Show all lines of the listing that hold the word "text".

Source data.
::::

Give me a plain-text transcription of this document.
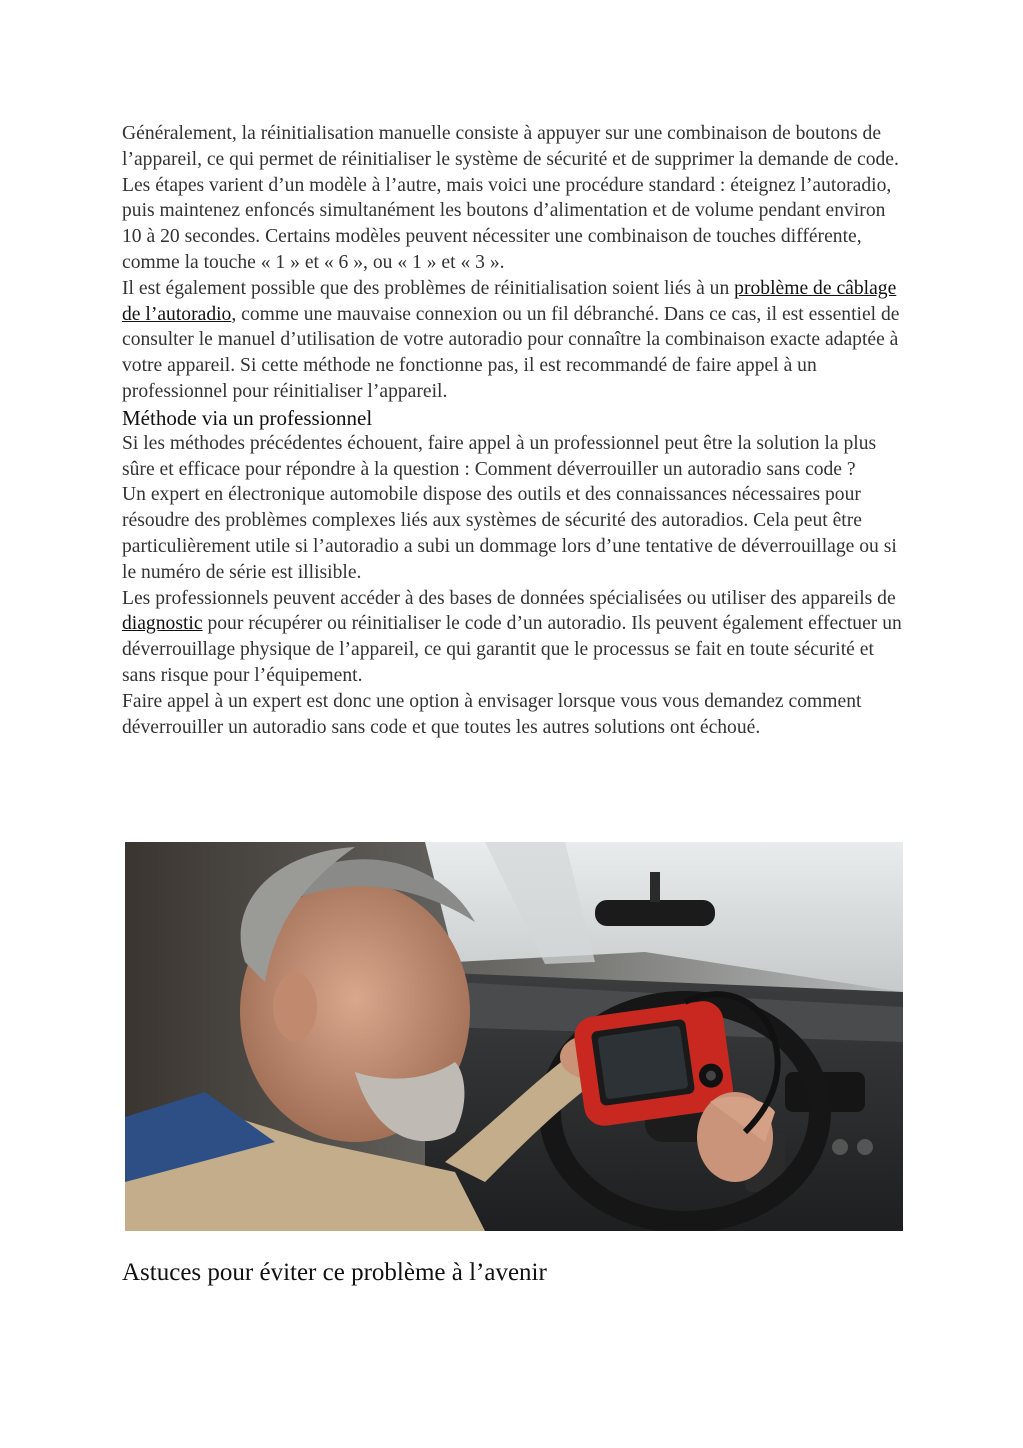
Généralement, la réinitialisation manuelle consiste à appuyer sur une combinaison de boutons de l’appareil, ce qui permet de réinitialiser le système de sécurité et de supprimer la demande de code.

Les étapes varient d’un modèle à l’autre, mais voici une procédure standard : éteignez l’autoradio, puis maintenez enfoncés simultanément les boutons d’alimentation et de volume pendant environ 10 à 20 secondes. Certains modèles peuvent nécessiter une combinaison de touches différente, comme la touche « 1 » et « 6 », ou « 1 » et « 3 ».

Il est également possible que des problèmes de réinitialisation soient liés à un problème de câblage de l’autoradio, comme une mauvaise connexion ou un fil débranché. Dans ce cas, il est essentiel de consulter le manuel d’utilisation de votre autoradio pour connaître la combinaison exacte adaptée à votre appareil. Si cette méthode ne fonctionne pas, il est recommandé de faire appel à un professionnel pour réinitialiser l’appareil.

Méthode via un professionnel

Si les méthodes précédentes échouent, faire appel à un professionnel peut être la solution la plus sûre et efficace pour répondre à la question : Comment déverrouiller un autoradio sans code ?

Un expert en électronique automobile dispose des outils et des connaissances nécessaires pour résoudre des problèmes complexes liés aux systèmes de sécurité des autoradios. Cela peut être particulièrement utile si l’autoradio a subi un dommage lors d’une tentative de déverrouillage ou si le numéro de série est illisible.

Les professionnels peuvent accéder à des bases de données spécialisées ou utiliser des appareils de diagnostic pour récupérer ou réinitialiser le code d’un autoradio. Ils peuvent également effectuer un déverrouillage physique de l’appareil, ce qui garantit que le processus se fait en toute sécurité et sans risque pour l’équipement.

Faire appel à un expert est donc une option à envisager lorsque vous vous demandez comment déverrouiller un autoradio sans code et que toutes les autres solutions ont échoué.

Astuces pour éviter ce problème à l’avenir
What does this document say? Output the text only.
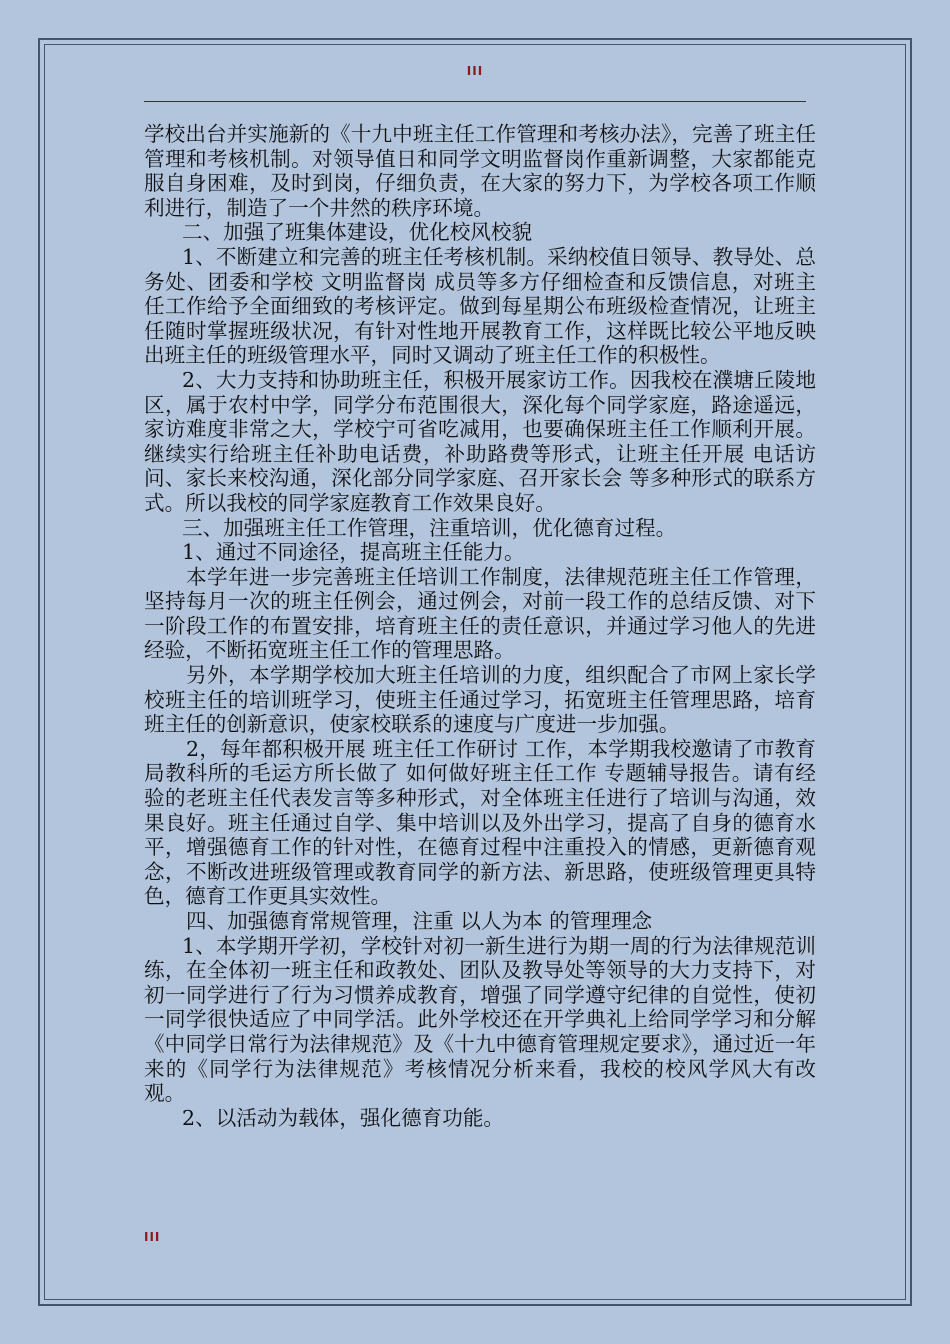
III

学校出台并实施新的《十九中班主任工作管理和考核办法》，完善了班主任管理和考核机制。对领导值日和同学文明监督岗作重新调整，大家都能克服自身困难，及时到岗，仔细负责，在大家的努力下，为学校各项工作顺利进行，制造了一个井然的秩序环境。

二、加强了班集体建设，优化校风校貌

1、不断建立和完善的班主任考核机制。采纳校值日领导、教导处、总务处、团委和学校 文明监督岗 成员等多方仔细检查和反馈信息，对班主任工作给予全面细致的考核评定。做到每星期公布班级检查情况，让班主任随时掌握班级状况，有针对性地开展教育工作，这样既比较公平地反映出班主任的班级管理水平，同时又调动了班主任工作的积极性。

2、大力支持和协助班主任，积极开展家访工作。因我校在濮塘丘陵地区，属于农村中学，同学分布范围很大，深化每个同学家庭，路途遥远，家访难度非常之大，学校宁可省吃减用，也要确保班主任工作顺利开展。继续实行给班主任补助电话费，补助路费等形式，让班主任开展 电话访问、家长来校沟通，深化部分同学家庭、召开家长会 等多种形式的联系方式。所以我校的同学家庭教育工作效果良好。

三、加强班主任工作管理，注重培训，优化德育过程。

1、通过不同途径，提高班主任能力。

本学年进一步完善班主任培训工作制度，法律规范班主任工作管理，坚持每月一次的班主任例会，通过例会，对前一段工作的总结反馈、对下一阶段工作的布置安排，培育班主任的责任意识，并通过学习他人的先进经验，不断拓宽班主任工作的管理思路。

另外，本学期学校加大班主任培训的力度，组织配合了市网上家长学校班主任的培训班学习，使班主任通过学习，拓宽班主任管理思路，培育班主任的创新意识，使家校联系的速度与广度进一步加强。

2，每年都积极开展 班主任工作研讨 工作，本学期我校邀请了市教育局教科所的毛运方所长做了 如何做好班主任工作 专题辅导报告。请有经验的老班主任代表发言等多种形式，对全体班主任进行了培训与沟通，效果良好。班主任通过自学、集中培训以及外出学习，提高了自身的德育水平，增强德育工作的针对性，在德育过程中注重投入的情感，更新德育观念，不断改进班级管理或教育同学的新方法、新思路，使班级管理更具特色，德育工作更具实效性。

四、加强德育常规管理，注重 以人为本 的管理理念

1、本学期开学初，学校针对初一新生进行为期一周的行为法律规范训练，在全体初一班主任和政教处、团队及教导处等领导的大力支持下，对初一同学进行了行为习惯养成教育，增强了同学遵守纪律的自觉性，使初一同学很快适应了中同学活。此外学校还在开学典礼上给同学学习和分解《中同学日常行为法律规范》及《十九中德育管理规定要求》，通过近一年来的《同学行为法律规范》考核情况分析来看，我校的校风学风大有改观。

2、以活动为载体，强化德育功能。

III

::::

FINISHED EXERCISE.
Give me a plain-text transcription of this document.
What does this document say? Output the text only.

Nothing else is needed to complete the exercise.